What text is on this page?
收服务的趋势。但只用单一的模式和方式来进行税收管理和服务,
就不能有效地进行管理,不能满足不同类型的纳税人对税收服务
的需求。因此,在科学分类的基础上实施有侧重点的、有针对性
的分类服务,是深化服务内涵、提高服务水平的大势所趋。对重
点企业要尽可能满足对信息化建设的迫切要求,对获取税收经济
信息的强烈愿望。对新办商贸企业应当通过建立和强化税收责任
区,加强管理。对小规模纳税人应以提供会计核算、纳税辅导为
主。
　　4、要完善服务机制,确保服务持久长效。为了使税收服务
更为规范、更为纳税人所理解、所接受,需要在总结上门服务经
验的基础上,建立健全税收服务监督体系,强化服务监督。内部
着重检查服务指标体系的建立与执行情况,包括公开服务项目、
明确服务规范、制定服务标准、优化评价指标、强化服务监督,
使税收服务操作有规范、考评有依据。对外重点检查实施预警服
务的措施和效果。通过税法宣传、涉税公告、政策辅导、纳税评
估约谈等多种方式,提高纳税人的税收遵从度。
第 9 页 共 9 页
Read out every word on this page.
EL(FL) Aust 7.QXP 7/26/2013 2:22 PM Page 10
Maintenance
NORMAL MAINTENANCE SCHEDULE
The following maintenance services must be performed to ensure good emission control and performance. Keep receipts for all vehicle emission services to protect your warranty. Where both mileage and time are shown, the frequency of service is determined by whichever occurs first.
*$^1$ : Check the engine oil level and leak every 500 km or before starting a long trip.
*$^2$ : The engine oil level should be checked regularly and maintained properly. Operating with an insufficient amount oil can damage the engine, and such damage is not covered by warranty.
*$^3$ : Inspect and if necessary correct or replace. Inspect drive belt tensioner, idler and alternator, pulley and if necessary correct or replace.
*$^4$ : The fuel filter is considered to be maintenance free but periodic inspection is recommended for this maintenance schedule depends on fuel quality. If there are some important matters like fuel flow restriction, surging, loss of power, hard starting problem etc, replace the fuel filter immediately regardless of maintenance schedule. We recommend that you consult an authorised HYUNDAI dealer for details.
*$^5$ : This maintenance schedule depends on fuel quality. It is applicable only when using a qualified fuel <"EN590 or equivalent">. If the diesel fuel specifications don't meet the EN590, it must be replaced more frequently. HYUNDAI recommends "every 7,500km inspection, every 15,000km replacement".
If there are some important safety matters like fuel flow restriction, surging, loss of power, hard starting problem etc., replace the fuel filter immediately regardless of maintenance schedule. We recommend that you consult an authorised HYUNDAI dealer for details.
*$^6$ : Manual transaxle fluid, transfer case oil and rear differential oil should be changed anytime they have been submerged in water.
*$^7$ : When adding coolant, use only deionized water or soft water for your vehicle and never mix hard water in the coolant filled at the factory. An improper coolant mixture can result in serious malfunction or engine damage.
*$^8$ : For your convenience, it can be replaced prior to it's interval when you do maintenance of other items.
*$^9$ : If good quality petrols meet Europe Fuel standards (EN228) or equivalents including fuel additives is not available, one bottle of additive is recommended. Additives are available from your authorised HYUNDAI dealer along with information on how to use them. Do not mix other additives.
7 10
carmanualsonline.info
# # #
> TO BE DONE
Check every line for "good" and show the ones that have it.

> RESPONSE BELOW
The following maintenance services must be performed to ensure good emission control and performance. Keep receipts for all vehicle emission services to protect your warranty. Where both mileage and time are shown, the frequency of service is determined by whichever occurs first.
*$^9$ : If good quality petrols meet Europe Fuel standards (EN228) or equivalents including fuel additives is not available, one bottle of additive is recommended. Additives are available from your authorised HYUNDAI dealer along with information on how to use them. Do not mix other additives.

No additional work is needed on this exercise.